• DADOS DA TAREFA
---

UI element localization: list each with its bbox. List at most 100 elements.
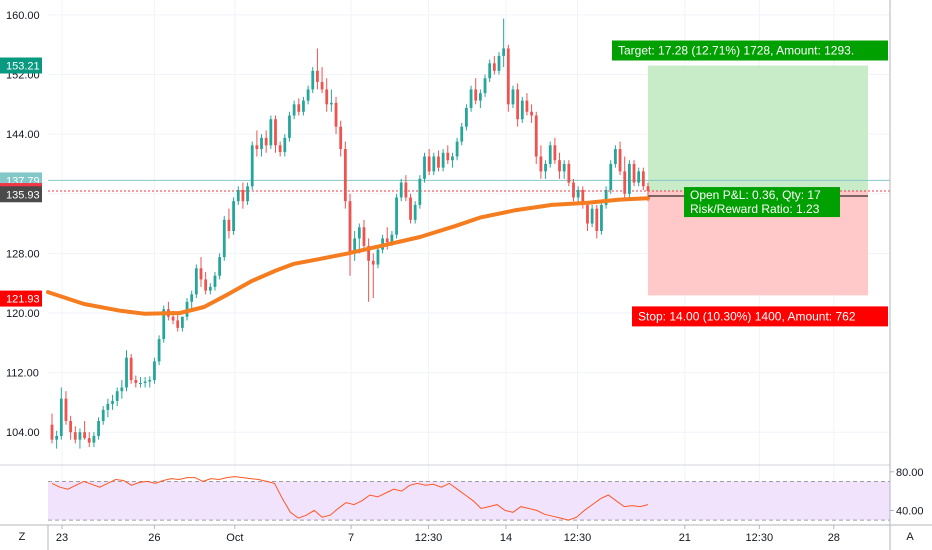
candle-body [520, 100, 524, 120]
candle-body [334, 102, 338, 127]
candle-body [180, 316, 184, 328]
candle-body [627, 163, 631, 194]
pnl-line1: Open P&L: 0.36, Qty: 17 [690, 188, 821, 202]
target-zone [648, 65, 868, 192]
auto-scale-button[interactable]: A [906, 531, 914, 543]
candle-body [534, 115, 538, 157]
candle-body [101, 409, 105, 422]
price-label: 121.93 [6, 294, 40, 306]
candle-body [302, 100, 305, 112]
candle-body [646, 186, 650, 192]
rsi-tick: 80.00 [896, 467, 924, 479]
candle-body [614, 149, 617, 164]
candle-body [55, 435, 59, 440]
zoom-button-label: Z [19, 531, 26, 543]
candle-body [278, 145, 282, 153]
candle-body [423, 156, 426, 179]
rsi-line [51, 476, 649, 521]
time-tick: 12:30 [415, 532, 443, 544]
candle-body [199, 268, 203, 280]
price-label: 153.21 [6, 60, 40, 72]
candle-body [162, 309, 166, 340]
pnl-line2: Risk/Reward Ratio: 1.23 [690, 202, 820, 216]
candle-body [222, 219, 226, 258]
candle-body [148, 380, 152, 382]
candle-body [111, 400, 114, 404]
candle-body [572, 182, 575, 198]
candle-body [59, 398, 63, 436]
price-tick: 160.00 [6, 10, 40, 22]
price-label-box [0, 290, 42, 307]
rsi-pane [0, 464, 890, 521]
candle-body [227, 219, 231, 231]
candle-body [292, 104, 296, 116]
candle-body [516, 89, 520, 120]
candle-body [590, 208, 594, 224]
price-axis-labels: 160.00152.00144.00136.00128.00120.00112.… [0, 10, 924, 517]
candle-body [511, 89, 515, 105]
candle-body [73, 432, 77, 440]
candle-body [474, 89, 478, 101]
stop-label: Stop: 14.00 (10.30%) 1400, Amount: 762 [638, 309, 856, 323]
candle-body [390, 234, 394, 243]
candle-body [506, 48, 510, 105]
candle-body [83, 432, 86, 439]
candle-body [581, 190, 585, 205]
candle-body [586, 204, 589, 224]
candle-body [343, 149, 347, 202]
candle-body [539, 156, 543, 172]
candle-body [395, 197, 398, 235]
candle-body [246, 186, 249, 202]
candle-body [609, 163, 613, 191]
candle-body [497, 55, 501, 71]
candle-body [427, 156, 431, 172]
price-tick: 104.00 [6, 427, 40, 439]
candle-body [320, 81, 324, 90]
candle-body [157, 339, 161, 362]
candle-body [623, 171, 627, 194]
candle-body [204, 279, 208, 291]
candle-body [176, 320, 180, 328]
price-tick: 112.00 [6, 368, 39, 380]
rsi-tick: 40.00 [896, 505, 924, 517]
candle-body [316, 70, 319, 82]
candles [50, 18, 650, 449]
rsi-band [48, 481, 890, 521]
candle-body [530, 111, 533, 116]
candle-body [562, 163, 566, 172]
candle-body [544, 163, 547, 172]
candle-body [618, 149, 622, 172]
candle-body [548, 145, 552, 164]
time-tick: 21 [679, 532, 691, 544]
candle-body [69, 421, 73, 433]
price-tick: 128.00 [6, 248, 40, 260]
candle-body [139, 383, 142, 385]
time-tick: 23 [56, 532, 68, 544]
price-label-box [0, 57, 42, 74]
ma-line [46, 196, 650, 316]
time-tick: 14 [500, 532, 512, 544]
candle-body [190, 294, 194, 302]
candle-body [376, 249, 380, 265]
stop-label-box [632, 306, 888, 327]
candle-body [255, 145, 259, 150]
candle-body [483, 78, 487, 94]
candle-body [264, 137, 268, 146]
candle-body [492, 63, 496, 71]
candle-body [236, 190, 240, 202]
candle-body [553, 145, 557, 161]
candle-body [460, 126, 464, 142]
candle-body [418, 178, 422, 205]
time-tick: Oct [226, 532, 243, 544]
candle-body [97, 421, 100, 436]
candle-body [269, 119, 273, 146]
candle-body [120, 387, 124, 392]
candle-body [218, 257, 222, 276]
candle-body [600, 204, 603, 231]
candle-body [576, 190, 580, 198]
zoom-button[interactable]: Z [19, 531, 26, 543]
candle-body [78, 432, 82, 440]
target-label: Target: 17.28 (12.71%) 1728, Amount: 129… [618, 43, 854, 57]
candle-body [558, 160, 561, 172]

---

• O QUE SE PEDE
Edite todos os registros acima, substituindo cada ocorrência de "candle-body" por "vela" e mantendo todo o resto inalterado. Deixe as imagens de fora da resposta.

• RESPOSTA CORRETA
UI element localization: list each with its bbox. List at most 100 elements.
vela [520, 100, 524, 120]
vela [334, 102, 338, 127]
vela [180, 316, 184, 328]
vela [627, 163, 631, 194]
pnl-line1: Open P&L: 0.36, Qty: 17 [690, 188, 821, 202]
target-zone [648, 65, 868, 192]
auto-scale-button[interactable]: A [906, 531, 914, 543]
vela [534, 115, 538, 157]
vela [101, 409, 105, 422]
price-label: 121.93 [6, 294, 40, 306]
vela [302, 100, 305, 112]
vela [646, 186, 650, 192]
rsi-tick: 80.00 [896, 467, 924, 479]
vela [614, 149, 617, 164]
vela [55, 435, 59, 440]
zoom-button-label: Z [19, 531, 26, 543]
vela [278, 145, 282, 153]
vela [423, 156, 426, 179]
rsi-line [51, 476, 649, 521]
time-tick: 12:30 [415, 532, 443, 544]
vela [199, 268, 203, 280]
price-label: 153.21 [6, 60, 40, 72]
vela [162, 309, 166, 340]
pnl-line2: Risk/Reward Ratio: 1.23 [690, 202, 820, 216]
vela [222, 219, 226, 258]
vela [148, 380, 152, 382]
vela [111, 400, 114, 404]
vela [572, 182, 575, 198]
vela [59, 398, 63, 436]
price-tick: 160.00 [6, 10, 40, 22]
price-label-box [0, 290, 42, 307]
rsi-pane [0, 464, 890, 521]
vela [227, 219, 231, 231]
vela [292, 104, 296, 116]
vela [516, 89, 520, 120]
vela [590, 208, 594, 224]
price-axis-labels: 160.00152.00144.00136.00128.00120.00112.… [0, 10, 924, 517]
vela [511, 89, 515, 105]
vela [73, 432, 77, 440]
vela [474, 89, 478, 101]
stop-label: Stop: 14.00 (10.30%) 1400, Amount: 762 [638, 309, 856, 323]
vela [390, 234, 394, 243]
vela [506, 48, 510, 105]
vela [83, 432, 86, 439]
vela [581, 190, 585, 205]
vela [586, 204, 589, 224]
vela [343, 149, 347, 202]
vela [539, 156, 543, 172]
vela [395, 197, 398, 235]
vela [246, 186, 249, 202]
vela [609, 163, 613, 191]
vela [497, 55, 501, 71]
vela [427, 156, 431, 172]
price-tick: 104.00 [6, 427, 40, 439]
vela [320, 81, 324, 90]
vela [157, 339, 161, 362]
vela [623, 171, 627, 194]
vela [204, 279, 208, 291]
vela [176, 320, 180, 328]
price-tick: 112.00 [6, 368, 39, 380]
rsi-tick: 40.00 [896, 505, 924, 517]
vela [316, 70, 319, 82]
candles [50, 18, 650, 449]
rsi-band [48, 481, 890, 521]
vela [530, 111, 533, 116]
vela [562, 163, 566, 172]
vela [544, 163, 547, 172]
vela [618, 149, 622, 172]
vela [548, 145, 552, 164]
time-tick: 21 [679, 532, 691, 544]
vela [69, 421, 73, 433]
price-tick: 128.00 [6, 248, 40, 260]
vela [139, 383, 142, 385]
time-tick: 23 [56, 532, 68, 544]
price-label-box [0, 57, 42, 74]
ma-line [46, 196, 650, 316]
time-tick: 14 [500, 532, 512, 544]
vela [190, 294, 194, 302]
vela [376, 249, 380, 265]
stop-label-box [632, 306, 888, 327]
vela [255, 145, 259, 150]
vela [483, 78, 487, 94]
vela [264, 137, 268, 146]
vela [492, 63, 496, 71]
vela [236, 190, 240, 202]
vela [553, 145, 557, 161]
vela [460, 126, 464, 142]
vela [418, 178, 422, 205]
time-tick: Oct [226, 532, 243, 544]
vela [97, 421, 100, 436]
vela [269, 119, 273, 146]
vela [120, 387, 124, 392]
vela [218, 257, 222, 276]
vela [600, 204, 603, 231]
vela [576, 190, 580, 198]
zoom-button[interactable]: Z [19, 531, 26, 543]
vela [78, 432, 82, 440]
target-label: Target: 17.28 (12.71%) 1728, Amount: 129… [618, 43, 854, 57]
vela [558, 160, 561, 172]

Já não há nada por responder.